— START OF RECORDS SHOWN —
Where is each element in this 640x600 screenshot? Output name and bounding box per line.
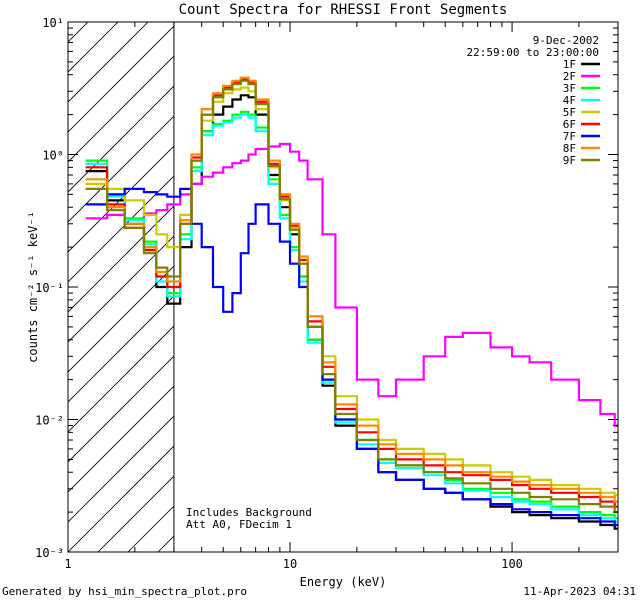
y-axis-label: counts cm⁻² s⁻¹ keV⁻¹ bbox=[26, 211, 40, 363]
legend-label-4F: 4F bbox=[563, 94, 576, 107]
hatch-line bbox=[68, 55, 174, 163]
hatch-line bbox=[68, 325, 174, 433]
legend-label-5F: 5F bbox=[563, 106, 576, 119]
y-tick-label: 10⁻³ bbox=[35, 546, 64, 560]
hatch-line bbox=[578, 12, 640, 552]
hatch-line bbox=[0, 12, 8, 552]
hatch-line bbox=[398, 12, 640, 552]
hatch-line bbox=[68, 385, 174, 493]
series-6F bbox=[85, 78, 618, 508]
date-label: 9-Dec-2002 bbox=[533, 34, 599, 47]
hatch-line bbox=[218, 12, 640, 552]
series-9F bbox=[85, 79, 618, 514]
hatch-line bbox=[68, 85, 174, 193]
footer-generated-by: Generated by hsi_min_spectra_plot.pro bbox=[2, 585, 247, 598]
series-2F bbox=[85, 142, 618, 427]
x-tick-label: 100 bbox=[501, 557, 523, 571]
hatch-line bbox=[608, 12, 640, 552]
plot-frame bbox=[67, 21, 619, 553]
series-8F bbox=[85, 76, 618, 503]
hatched-region bbox=[0, 12, 640, 552]
legend-label-7F: 7F bbox=[563, 130, 576, 143]
series-3F bbox=[85, 110, 618, 520]
y-tick-label: 10¹ bbox=[42, 16, 64, 30]
series-lines bbox=[85, 76, 618, 530]
hatch-line bbox=[68, 415, 174, 523]
hatch-line bbox=[428, 12, 640, 552]
hatch-line bbox=[68, 205, 174, 313]
legend-label-3F: 3F bbox=[563, 82, 576, 95]
series-4F bbox=[85, 113, 618, 523]
footer-timestamp: 11-Apr-2023 04:31 bbox=[523, 585, 636, 598]
hatch-line bbox=[518, 12, 640, 552]
hatch-line bbox=[308, 12, 640, 552]
hatch-line bbox=[68, 22, 119, 73]
series-7F bbox=[85, 187, 618, 527]
legend-label-2F: 2F bbox=[563, 70, 576, 83]
hatch-line bbox=[68, 445, 174, 552]
legend-label-8F: 8F bbox=[563, 142, 576, 155]
hatch-line bbox=[368, 12, 640, 552]
x-axis-label: Energy (keV) bbox=[300, 575, 387, 589]
hatch-line bbox=[68, 355, 174, 463]
time-range-label: 22:59:00 to 23:00:00 bbox=[467, 46, 599, 59]
legend-label-9F: 9F bbox=[563, 154, 576, 167]
y-tick-label: 10⁻¹ bbox=[35, 281, 64, 295]
annotation-background: Includes Background bbox=[186, 506, 312, 519]
hatch-line bbox=[68, 22, 149, 103]
legend-label-6F: 6F bbox=[563, 118, 576, 131]
x-tick-label: 1 bbox=[64, 557, 71, 571]
series-1F bbox=[85, 94, 618, 530]
x-tick-label: 10 bbox=[283, 557, 297, 571]
y-tick-label: 10⁻² bbox=[35, 414, 64, 428]
axes: 1 10 100 10¹ 10⁰ 10⁻¹ 10⁻² 10⁻³ bbox=[35, 16, 619, 571]
hatch-line bbox=[68, 25, 174, 133]
chart-title: Count Spectra for RHESSI Front Segments bbox=[179, 2, 508, 18]
annotation-attenuator: Att A0, FDecim 1 bbox=[186, 518, 292, 531]
series-5F bbox=[85, 86, 618, 496]
y-tick-label: 10⁰ bbox=[42, 149, 64, 163]
hatch-line bbox=[458, 12, 640, 552]
legend-label-1F: 1F bbox=[563, 58, 576, 71]
hatch-line bbox=[338, 12, 640, 552]
hatch-line bbox=[278, 12, 640, 552]
hatch-line bbox=[68, 235, 174, 343]
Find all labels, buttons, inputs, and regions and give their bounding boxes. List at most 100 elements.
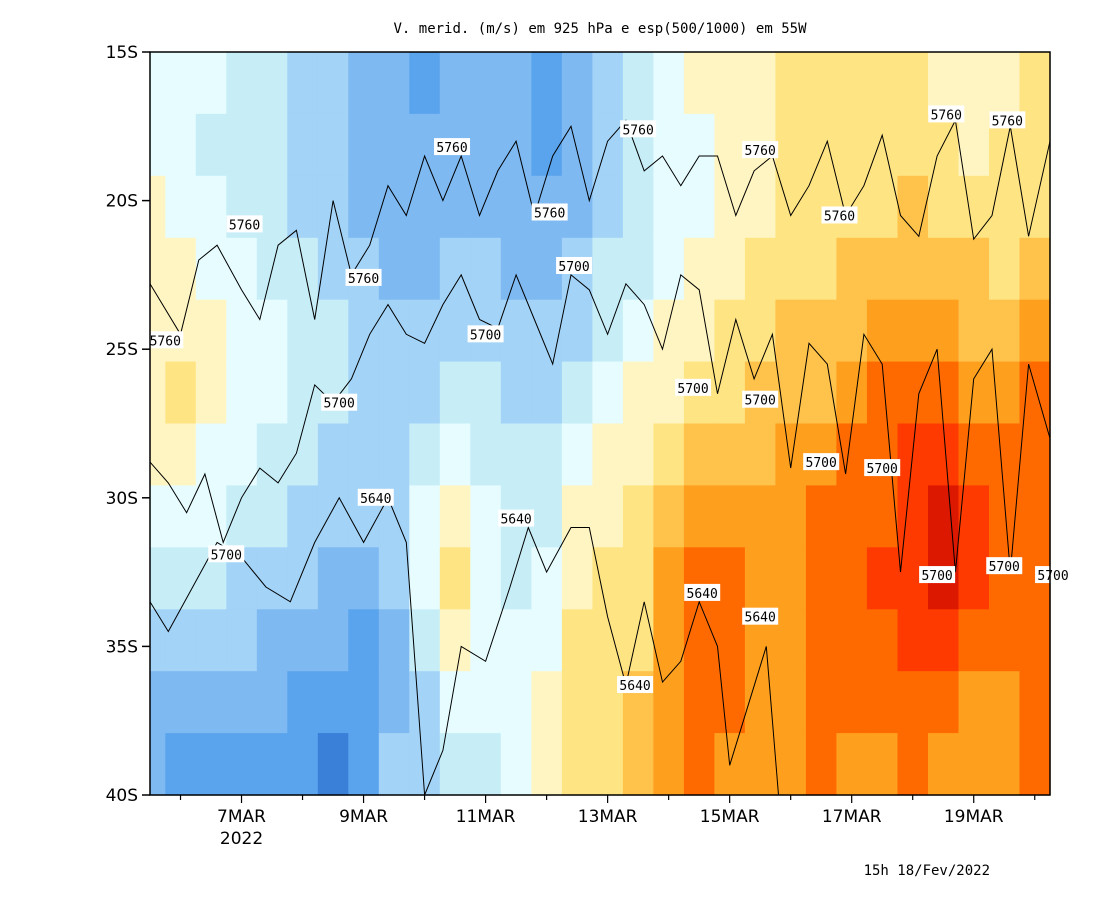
— END OF RECORDS SHOWN —
WHAT YOU HAVE TO DO :: Rewrite the listing above with every "screenshot" swapped for "image" and everything else unchanged, leaving out the pictures.

RESULT OF THE TASK ::
Where is each element in this 640x600 image? Output name and bounding box per line.
y-axis-label: counts cm⁻² s⁻¹ keV⁻¹ bbox=[26, 211, 40, 363]
legend-label-4F: 4F bbox=[563, 94, 576, 107]
hatch-line bbox=[68, 55, 174, 163]
hatch-line bbox=[68, 325, 174, 433]
legend-label-5F: 5F bbox=[563, 106, 576, 119]
y-tick-label: 10⁻³ bbox=[35, 546, 64, 560]
hatch-line bbox=[578, 12, 640, 552]
hatch-line bbox=[0, 12, 8, 552]
hatch-line bbox=[398, 12, 640, 552]
hatch-line bbox=[68, 385, 174, 493]
series-6F bbox=[85, 78, 618, 508]
date-label: 9-Dec-2002 bbox=[533, 34, 599, 47]
hatch-line bbox=[218, 12, 640, 552]
series-9F bbox=[85, 79, 618, 514]
hatch-line bbox=[68, 85, 174, 193]
footer-generated-by: Generated by hsi_min_spectra_plot.pro bbox=[2, 585, 247, 598]
series-2F bbox=[85, 142, 618, 427]
x-tick-label: 100 bbox=[501, 557, 523, 571]
hatch-line bbox=[608, 12, 640, 552]
plot-frame bbox=[67, 21, 619, 553]
series-8F bbox=[85, 76, 618, 503]
hatched-region bbox=[0, 12, 640, 552]
legend-label-7F: 7F bbox=[563, 130, 576, 143]
series-3F bbox=[85, 110, 618, 520]
y-tick-label: 10¹ bbox=[42, 16, 64, 30]
series-lines bbox=[85, 76, 618, 530]
hatch-line bbox=[68, 415, 174, 523]
hatch-line bbox=[428, 12, 640, 552]
hatch-line bbox=[68, 205, 174, 313]
legend-label-3F: 3F bbox=[563, 82, 576, 95]
series-4F bbox=[85, 113, 618, 523]
footer-timestamp: 11-Apr-2023 04:31 bbox=[523, 585, 636, 598]
hatch-line bbox=[518, 12, 640, 552]
hatch-line bbox=[308, 12, 640, 552]
hatch-line bbox=[68, 22, 119, 73]
series-7F bbox=[85, 187, 618, 527]
legend-label-2F: 2F bbox=[563, 70, 576, 83]
hatch-line bbox=[68, 445, 174, 552]
legend-label-8F: 8F bbox=[563, 142, 576, 155]
hatch-line bbox=[368, 12, 640, 552]
x-axis-label: Energy (keV) bbox=[300, 575, 387, 589]
hatch-line bbox=[68, 355, 174, 463]
time-range-label: 22:59:00 to 23:00:00 bbox=[467, 46, 599, 59]
legend-label-9F: 9F bbox=[563, 154, 576, 167]
y-tick-label: 10⁻¹ bbox=[35, 281, 64, 295]
annotation-background: Includes Background bbox=[186, 506, 312, 519]
hatch-line bbox=[68, 22, 149, 103]
legend-label-6F: 6F bbox=[563, 118, 576, 131]
x-tick-label: 1 bbox=[64, 557, 71, 571]
series-1F bbox=[85, 94, 618, 530]
x-tick-label: 10 bbox=[283, 557, 297, 571]
y-tick-label: 10⁻² bbox=[35, 414, 64, 428]
axes: 1 10 100 10¹ 10⁰ 10⁻¹ 10⁻² 10⁻³ bbox=[35, 16, 619, 571]
hatch-line bbox=[68, 25, 174, 133]
chart-title: Count Spectra for RHESSI Front Segments bbox=[179, 2, 508, 18]
annotation-attenuator: Att A0, FDecim 1 bbox=[186, 518, 292, 531]
series-5F bbox=[85, 86, 618, 496]
y-tick-label: 10⁰ bbox=[42, 149, 64, 163]
hatch-line bbox=[458, 12, 640, 552]
legend-label-1F: 1F bbox=[563, 58, 576, 71]
hatch-line bbox=[338, 12, 640, 552]
hatch-line bbox=[278, 12, 640, 552]
hatch-line bbox=[68, 235, 174, 343]
Find all labels, buttons, inputs, and regions and give their bounding boxes. List at most 100 elements.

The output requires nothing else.